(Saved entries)
::::::::

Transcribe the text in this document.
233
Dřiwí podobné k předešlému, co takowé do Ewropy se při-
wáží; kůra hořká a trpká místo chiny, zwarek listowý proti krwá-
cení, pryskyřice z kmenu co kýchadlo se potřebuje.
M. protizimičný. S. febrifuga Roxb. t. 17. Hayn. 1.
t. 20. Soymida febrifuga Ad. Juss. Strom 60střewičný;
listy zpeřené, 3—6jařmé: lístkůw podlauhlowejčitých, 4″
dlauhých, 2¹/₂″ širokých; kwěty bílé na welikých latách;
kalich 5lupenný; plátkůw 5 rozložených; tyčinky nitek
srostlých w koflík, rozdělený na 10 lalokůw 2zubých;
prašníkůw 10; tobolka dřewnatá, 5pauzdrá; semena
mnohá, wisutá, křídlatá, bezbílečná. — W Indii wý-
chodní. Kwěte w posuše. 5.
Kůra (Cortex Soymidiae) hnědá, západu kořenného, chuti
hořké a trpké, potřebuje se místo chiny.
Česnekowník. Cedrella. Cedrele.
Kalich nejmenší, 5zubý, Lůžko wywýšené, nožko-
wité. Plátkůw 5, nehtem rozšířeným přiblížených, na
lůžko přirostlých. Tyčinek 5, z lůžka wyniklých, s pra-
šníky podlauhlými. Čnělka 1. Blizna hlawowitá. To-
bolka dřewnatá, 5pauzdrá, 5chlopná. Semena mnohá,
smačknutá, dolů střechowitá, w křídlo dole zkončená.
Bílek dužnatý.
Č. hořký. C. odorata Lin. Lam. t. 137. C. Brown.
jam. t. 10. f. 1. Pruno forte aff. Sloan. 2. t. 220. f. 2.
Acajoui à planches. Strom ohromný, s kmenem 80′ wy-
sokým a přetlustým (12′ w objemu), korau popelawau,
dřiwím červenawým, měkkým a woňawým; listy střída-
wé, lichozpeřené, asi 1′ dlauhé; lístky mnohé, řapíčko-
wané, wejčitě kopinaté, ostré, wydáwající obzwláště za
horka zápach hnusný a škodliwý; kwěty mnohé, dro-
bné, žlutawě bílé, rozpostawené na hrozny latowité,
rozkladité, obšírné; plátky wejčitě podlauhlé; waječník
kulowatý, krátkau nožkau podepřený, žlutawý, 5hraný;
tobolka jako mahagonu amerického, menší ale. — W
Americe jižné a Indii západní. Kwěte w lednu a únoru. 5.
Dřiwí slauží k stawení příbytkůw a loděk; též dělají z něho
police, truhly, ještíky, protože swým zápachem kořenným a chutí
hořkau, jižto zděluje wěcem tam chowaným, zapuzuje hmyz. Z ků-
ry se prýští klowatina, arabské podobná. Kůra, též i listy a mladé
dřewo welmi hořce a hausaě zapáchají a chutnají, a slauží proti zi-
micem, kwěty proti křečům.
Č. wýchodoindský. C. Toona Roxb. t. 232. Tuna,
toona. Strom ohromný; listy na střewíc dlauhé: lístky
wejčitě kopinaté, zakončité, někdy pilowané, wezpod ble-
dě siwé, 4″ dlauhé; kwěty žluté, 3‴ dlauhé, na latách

::::::::

§ EXERCISE: Which lines above hold the word "mnohé"? Copy each of them.

§ RESULT BELOW:
wé, lichozpeřené, asi 1′ dlauhé; lístky mnohé, řapíčko-
horka zápach hnusný a škodliwý; kwěty mnohé, dro-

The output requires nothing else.